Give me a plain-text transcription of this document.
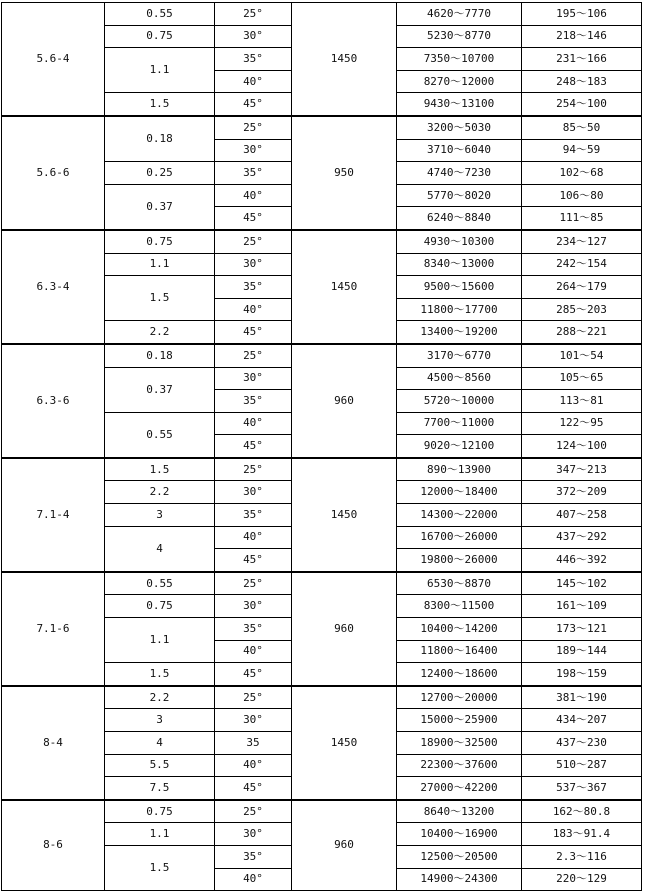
5.6-4	0.55	25°	1450	4620～7770	195～106
	0.75	30°		5230～8770	218～146
	1.1	35°		7350～10700	231～166
		40°		8270～12000	248～183
	1.5	45°		9430～13100	254～100
5.6-6	0.18	25°	950	3200～5030	85～50
		30°		3710～6040	94～59
	0.25	35°		4740～7230	102～68
	0.37	40°		5770～8020	106～80
		45°		6240～8840	111～85
6.3-4	0.75	25°	1450	4930～10300	234～127
	1.1	30°		8340～13000	242～154
	1.5	35°		9500～15600	264～179
		40°		11800～17700	285～203
	2.2	45°		13400～19200	288～221
6.3-6	0.18	25°	960	3170～6770	101～54
	0.37	30°		4500～8560	105～65
		35°		5720～10000	113～81
	0.55	40°		7700～11000	122～95
		45°		9020～12100	124～100
7.1-4	1.5	25°	1450	890～13900	347～213
	2.2	30°		12000～18400	372～209
	3	35°		14300～22000	407～258
	4	40°		16700～26000	437～292
		45°		19800～26000	446～392
7.1-6	0.55	25°	960	6530～8870	145～102
	0.75	30°		8300～11500	161～109
	1.1	35°		10400～14200	173～121
		40°		11800～16400	189～144
	1.5	45°		12400～18600	198～159
8-4	2.2	25°	1450	12700～20000	381～190
	3	30°		15000～25900	434～207
	4	35		18900～32500	437～230
	5.5	40°		22300～37600	510～287
	7.5	45°		27000～42200	537～367
8-6	0.75	25°	960	8640～13200	162～80.8
	1.1	30°		10400～16900	183～91.4
	1.5	35°		12500～20500	2.3～116
		40°		14900～24300	220～129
● ● ●
#### [REQUIREMENT]
Transcribe every entry word for word, but skip the pictures.

#### [RESPONSE TO THE TASK]
Give me a plain-text transcription of this document.
5.6-4	0.55	25°	1450	4620～7770	195～106
	0.75	30°		5230～8770	218～146
	1.1	35°		7350～10700	231～166
		40°		8270～12000	248～183
	1.5	45°		9430～13100	254～100
5.6-6	0.18	25°	950	3200～5030	85～50
		30°		3710～6040	94～59
	0.25	35°		4740～7230	102～68
	0.37	40°		5770～8020	106～80
		45°		6240～8840	111～85
6.3-4	0.75	25°	1450	4930～10300	234～127
	1.1	30°		8340～13000	242～154
	1.5	35°		9500～15600	264～179
		40°		11800～17700	285～203
	2.2	45°		13400～19200	288～221
6.3-6	0.18	25°	960	3170～6770	101～54
	0.37	30°		4500～8560	105～65
		35°		5720～10000	113～81
	0.55	40°		7700～11000	122～95
		45°		9020～12100	124～100
7.1-4	1.5	25°	1450	890～13900	347～213
	2.2	30°		12000～18400	372～209
	3	35°		14300～22000	407～258
	4	40°		16700～26000	437～292
		45°		19800～26000	446～392
7.1-6	0.55	25°	960	6530～8870	145～102
	0.75	30°		8300～11500	161～109
	1.1	35°		10400～14200	173～121
		40°		11800～16400	189～144
	1.5	45°		12400～18600	198～159
8-4	2.2	25°	1450	12700～20000	381～190
	3	30°		15000～25900	434～207
	4	35		18900～32500	437～230
	5.5	40°		22300～37600	510～287
	7.5	45°		27000～42200	537～367
8-6	0.75	25°	960	8640～13200	162～80.8
	1.1	30°		10400～16900	183～91.4
	1.5	35°		12500～20500	2.3～116
		40°		14900～24300	220～129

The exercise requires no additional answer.